Gather up every line from the entries below that uses the word "Moments".

* * * * * * * * *

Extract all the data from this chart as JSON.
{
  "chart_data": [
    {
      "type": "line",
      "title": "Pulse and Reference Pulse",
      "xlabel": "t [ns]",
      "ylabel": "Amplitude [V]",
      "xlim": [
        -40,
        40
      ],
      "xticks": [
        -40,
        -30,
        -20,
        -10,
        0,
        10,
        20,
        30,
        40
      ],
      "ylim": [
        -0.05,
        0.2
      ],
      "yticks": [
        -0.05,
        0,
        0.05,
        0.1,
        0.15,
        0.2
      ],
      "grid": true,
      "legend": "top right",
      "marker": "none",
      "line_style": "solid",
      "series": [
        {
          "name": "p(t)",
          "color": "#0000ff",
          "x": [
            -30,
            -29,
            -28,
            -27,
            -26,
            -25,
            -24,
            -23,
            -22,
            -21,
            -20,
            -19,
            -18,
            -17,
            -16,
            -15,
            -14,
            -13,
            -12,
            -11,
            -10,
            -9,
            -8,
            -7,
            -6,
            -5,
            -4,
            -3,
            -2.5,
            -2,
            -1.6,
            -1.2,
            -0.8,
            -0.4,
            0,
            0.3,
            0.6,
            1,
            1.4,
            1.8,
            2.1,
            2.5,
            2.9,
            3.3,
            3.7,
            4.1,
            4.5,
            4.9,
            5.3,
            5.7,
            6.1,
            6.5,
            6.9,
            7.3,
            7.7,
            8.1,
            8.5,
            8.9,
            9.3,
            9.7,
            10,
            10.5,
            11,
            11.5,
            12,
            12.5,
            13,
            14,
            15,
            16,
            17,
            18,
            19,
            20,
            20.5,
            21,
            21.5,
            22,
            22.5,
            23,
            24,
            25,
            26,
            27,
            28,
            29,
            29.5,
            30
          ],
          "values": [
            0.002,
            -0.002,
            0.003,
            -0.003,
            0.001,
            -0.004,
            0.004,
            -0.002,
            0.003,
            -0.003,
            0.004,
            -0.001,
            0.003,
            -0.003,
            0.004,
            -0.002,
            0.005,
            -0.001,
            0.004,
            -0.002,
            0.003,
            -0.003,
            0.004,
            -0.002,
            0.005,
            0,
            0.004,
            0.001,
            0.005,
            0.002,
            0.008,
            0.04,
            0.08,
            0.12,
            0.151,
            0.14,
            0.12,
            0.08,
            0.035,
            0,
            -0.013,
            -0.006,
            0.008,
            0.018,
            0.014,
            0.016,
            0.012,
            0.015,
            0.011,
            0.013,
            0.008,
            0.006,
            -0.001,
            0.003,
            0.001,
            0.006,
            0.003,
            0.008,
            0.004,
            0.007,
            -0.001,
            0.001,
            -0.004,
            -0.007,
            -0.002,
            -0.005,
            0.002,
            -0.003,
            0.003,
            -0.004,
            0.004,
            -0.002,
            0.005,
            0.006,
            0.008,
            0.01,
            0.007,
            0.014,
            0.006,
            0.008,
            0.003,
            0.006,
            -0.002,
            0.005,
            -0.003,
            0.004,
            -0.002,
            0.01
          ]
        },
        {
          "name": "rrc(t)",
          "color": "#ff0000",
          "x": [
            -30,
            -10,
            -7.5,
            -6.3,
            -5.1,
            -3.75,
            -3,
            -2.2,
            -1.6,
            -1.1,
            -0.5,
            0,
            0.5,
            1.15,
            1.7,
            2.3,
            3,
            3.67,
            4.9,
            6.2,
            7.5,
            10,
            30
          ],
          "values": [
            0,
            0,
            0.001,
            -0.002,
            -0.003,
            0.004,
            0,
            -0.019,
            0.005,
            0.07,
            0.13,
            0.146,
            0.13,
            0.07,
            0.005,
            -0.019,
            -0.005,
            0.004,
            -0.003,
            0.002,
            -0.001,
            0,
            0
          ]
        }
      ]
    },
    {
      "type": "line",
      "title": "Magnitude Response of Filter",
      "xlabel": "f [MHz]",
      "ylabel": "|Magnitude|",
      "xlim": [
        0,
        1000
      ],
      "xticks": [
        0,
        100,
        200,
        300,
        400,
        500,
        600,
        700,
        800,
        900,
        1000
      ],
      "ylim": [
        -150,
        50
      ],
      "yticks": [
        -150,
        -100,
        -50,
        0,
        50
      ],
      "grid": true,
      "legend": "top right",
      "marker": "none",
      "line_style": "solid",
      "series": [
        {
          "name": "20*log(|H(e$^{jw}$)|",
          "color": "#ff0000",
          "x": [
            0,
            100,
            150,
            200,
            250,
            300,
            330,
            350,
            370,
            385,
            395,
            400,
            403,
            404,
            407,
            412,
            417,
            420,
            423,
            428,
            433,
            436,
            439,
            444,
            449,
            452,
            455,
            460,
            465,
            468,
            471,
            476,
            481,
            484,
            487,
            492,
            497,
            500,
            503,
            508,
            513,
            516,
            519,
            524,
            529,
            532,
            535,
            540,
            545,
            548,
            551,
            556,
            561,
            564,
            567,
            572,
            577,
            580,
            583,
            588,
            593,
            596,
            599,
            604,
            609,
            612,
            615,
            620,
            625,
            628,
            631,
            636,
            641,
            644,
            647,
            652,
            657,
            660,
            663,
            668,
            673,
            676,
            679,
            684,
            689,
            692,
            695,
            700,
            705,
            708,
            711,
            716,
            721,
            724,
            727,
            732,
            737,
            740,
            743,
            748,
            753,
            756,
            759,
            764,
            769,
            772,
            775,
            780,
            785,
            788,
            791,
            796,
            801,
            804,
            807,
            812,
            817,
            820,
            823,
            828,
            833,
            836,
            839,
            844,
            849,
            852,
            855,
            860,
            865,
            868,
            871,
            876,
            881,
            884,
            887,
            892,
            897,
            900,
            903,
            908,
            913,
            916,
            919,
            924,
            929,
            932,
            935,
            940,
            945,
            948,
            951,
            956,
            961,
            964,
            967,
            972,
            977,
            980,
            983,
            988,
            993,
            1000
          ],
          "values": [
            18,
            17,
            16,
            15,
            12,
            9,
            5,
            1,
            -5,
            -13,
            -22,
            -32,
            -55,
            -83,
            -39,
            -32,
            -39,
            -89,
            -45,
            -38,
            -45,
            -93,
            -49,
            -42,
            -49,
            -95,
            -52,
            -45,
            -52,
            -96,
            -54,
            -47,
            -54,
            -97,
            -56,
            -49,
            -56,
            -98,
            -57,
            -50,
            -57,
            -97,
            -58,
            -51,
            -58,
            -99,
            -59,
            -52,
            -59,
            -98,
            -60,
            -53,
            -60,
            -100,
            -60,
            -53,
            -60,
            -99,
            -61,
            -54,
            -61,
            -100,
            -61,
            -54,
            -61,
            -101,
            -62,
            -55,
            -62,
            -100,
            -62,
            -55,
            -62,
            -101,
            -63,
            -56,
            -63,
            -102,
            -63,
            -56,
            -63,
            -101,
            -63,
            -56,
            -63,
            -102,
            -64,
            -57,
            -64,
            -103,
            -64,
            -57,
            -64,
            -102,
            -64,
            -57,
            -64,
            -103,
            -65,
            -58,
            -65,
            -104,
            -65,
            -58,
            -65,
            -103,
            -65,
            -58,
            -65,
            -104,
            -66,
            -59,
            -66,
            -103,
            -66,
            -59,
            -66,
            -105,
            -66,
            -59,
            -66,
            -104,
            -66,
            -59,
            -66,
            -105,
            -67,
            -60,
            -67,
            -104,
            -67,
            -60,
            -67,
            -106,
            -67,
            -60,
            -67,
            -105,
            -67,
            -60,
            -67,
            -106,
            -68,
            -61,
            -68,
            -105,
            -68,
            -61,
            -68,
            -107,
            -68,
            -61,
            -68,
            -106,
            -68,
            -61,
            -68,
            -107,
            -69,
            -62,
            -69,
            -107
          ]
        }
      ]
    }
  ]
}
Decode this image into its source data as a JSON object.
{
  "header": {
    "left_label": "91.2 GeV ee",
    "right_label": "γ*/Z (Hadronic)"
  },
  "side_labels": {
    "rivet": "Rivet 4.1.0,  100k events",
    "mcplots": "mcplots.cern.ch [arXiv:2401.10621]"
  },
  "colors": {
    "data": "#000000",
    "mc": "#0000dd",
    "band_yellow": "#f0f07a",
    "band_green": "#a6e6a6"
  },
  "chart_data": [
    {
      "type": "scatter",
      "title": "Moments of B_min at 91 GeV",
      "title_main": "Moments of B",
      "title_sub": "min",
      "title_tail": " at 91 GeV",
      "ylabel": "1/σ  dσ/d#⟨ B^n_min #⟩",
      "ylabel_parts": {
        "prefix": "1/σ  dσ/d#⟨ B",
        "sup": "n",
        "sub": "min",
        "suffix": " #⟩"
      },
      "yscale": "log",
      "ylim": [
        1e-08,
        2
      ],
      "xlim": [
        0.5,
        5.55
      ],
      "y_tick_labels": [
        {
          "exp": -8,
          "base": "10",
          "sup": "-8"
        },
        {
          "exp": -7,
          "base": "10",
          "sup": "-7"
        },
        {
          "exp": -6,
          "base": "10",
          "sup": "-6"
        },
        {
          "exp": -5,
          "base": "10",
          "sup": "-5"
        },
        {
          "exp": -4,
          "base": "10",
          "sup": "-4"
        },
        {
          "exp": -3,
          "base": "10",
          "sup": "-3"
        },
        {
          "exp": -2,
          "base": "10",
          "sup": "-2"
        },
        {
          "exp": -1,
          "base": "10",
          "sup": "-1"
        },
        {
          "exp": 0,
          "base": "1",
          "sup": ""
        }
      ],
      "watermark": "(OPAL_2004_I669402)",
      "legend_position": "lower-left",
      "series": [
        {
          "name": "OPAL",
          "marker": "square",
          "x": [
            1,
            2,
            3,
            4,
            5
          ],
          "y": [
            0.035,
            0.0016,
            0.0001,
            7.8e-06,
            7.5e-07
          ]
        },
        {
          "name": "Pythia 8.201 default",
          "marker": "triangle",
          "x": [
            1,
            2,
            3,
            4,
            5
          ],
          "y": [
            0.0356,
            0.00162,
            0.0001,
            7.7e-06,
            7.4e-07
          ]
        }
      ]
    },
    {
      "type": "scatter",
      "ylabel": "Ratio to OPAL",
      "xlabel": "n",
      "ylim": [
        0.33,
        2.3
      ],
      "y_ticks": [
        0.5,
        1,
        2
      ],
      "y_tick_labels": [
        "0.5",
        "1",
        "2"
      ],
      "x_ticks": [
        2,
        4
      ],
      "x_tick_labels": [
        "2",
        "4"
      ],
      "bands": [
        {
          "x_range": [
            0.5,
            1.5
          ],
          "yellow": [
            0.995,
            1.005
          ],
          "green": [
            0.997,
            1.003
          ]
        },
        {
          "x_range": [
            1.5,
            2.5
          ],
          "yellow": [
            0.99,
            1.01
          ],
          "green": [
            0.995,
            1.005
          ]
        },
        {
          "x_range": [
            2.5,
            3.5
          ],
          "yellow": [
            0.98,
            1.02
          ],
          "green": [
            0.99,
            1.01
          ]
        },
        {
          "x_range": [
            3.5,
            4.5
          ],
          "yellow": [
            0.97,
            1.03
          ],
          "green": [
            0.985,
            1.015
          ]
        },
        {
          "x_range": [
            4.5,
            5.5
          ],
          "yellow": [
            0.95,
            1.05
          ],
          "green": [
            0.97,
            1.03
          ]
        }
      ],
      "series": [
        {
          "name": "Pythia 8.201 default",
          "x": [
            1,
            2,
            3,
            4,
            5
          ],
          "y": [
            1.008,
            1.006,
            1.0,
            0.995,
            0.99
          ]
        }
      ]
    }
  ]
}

* * * * * * * * *

> [OUTPUT BELOW]:
      "title": "Moments of B_min at 91 GeV",
      "title_main": "Moments of B",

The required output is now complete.